## Task brief
Go through the entries below and pick out every line with "已知向量".

--- Available data ---

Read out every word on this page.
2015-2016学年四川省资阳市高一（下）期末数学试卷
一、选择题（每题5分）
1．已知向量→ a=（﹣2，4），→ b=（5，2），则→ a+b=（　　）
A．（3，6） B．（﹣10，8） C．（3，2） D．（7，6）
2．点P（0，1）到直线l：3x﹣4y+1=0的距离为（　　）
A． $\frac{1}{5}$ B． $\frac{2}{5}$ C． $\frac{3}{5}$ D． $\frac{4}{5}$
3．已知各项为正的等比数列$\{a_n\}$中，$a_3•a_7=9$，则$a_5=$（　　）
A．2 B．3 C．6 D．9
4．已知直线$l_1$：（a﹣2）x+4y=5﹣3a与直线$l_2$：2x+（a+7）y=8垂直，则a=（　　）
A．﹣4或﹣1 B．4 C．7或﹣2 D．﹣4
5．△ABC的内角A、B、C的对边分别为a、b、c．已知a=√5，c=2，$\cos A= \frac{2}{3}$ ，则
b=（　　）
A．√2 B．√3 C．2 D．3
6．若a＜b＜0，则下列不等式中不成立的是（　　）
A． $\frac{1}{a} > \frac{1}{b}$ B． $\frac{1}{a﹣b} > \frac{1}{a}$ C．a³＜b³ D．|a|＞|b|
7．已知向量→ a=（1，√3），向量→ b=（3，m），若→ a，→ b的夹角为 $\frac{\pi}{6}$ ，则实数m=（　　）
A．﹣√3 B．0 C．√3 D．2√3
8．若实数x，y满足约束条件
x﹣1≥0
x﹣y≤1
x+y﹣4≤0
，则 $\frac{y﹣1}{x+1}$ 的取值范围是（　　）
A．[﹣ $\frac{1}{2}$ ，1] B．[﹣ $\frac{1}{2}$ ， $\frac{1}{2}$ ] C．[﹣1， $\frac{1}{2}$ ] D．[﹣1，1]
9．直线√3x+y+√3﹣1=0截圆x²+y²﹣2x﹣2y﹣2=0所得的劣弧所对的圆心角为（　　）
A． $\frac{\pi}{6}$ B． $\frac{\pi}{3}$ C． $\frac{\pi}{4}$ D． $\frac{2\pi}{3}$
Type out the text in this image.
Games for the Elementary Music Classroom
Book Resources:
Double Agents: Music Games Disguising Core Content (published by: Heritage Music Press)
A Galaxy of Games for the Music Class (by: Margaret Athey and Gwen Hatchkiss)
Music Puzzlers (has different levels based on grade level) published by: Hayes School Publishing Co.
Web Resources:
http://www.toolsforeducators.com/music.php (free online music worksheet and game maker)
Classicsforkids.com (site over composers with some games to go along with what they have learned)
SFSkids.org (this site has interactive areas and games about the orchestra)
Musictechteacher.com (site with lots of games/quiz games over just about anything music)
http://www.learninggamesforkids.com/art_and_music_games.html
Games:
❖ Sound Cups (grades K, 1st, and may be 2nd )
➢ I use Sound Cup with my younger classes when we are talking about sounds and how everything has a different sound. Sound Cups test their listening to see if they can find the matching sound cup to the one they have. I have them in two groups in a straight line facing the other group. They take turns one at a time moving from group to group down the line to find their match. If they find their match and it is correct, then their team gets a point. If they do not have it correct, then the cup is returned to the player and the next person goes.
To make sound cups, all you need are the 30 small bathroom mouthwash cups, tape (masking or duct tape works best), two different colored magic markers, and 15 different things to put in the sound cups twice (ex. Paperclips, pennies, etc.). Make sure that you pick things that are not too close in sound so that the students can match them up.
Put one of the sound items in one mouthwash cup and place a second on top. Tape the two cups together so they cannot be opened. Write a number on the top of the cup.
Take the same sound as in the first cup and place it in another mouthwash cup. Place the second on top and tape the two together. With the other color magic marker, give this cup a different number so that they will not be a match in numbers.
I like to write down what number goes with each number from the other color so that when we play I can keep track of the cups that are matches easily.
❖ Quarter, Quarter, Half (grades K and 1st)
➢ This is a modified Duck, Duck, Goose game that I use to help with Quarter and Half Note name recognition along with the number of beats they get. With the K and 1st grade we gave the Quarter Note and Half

---

## Answer for the task
1．已知向量→ a=（﹣2，4），→ b=（5，2），则→ a+b=（　　）
7．已知向量→ a=（1，√3），向量→ b=（3，m），若→ a，→ b的夹角为 $\frac{\pi}{6}$ ，则实数m=（　　）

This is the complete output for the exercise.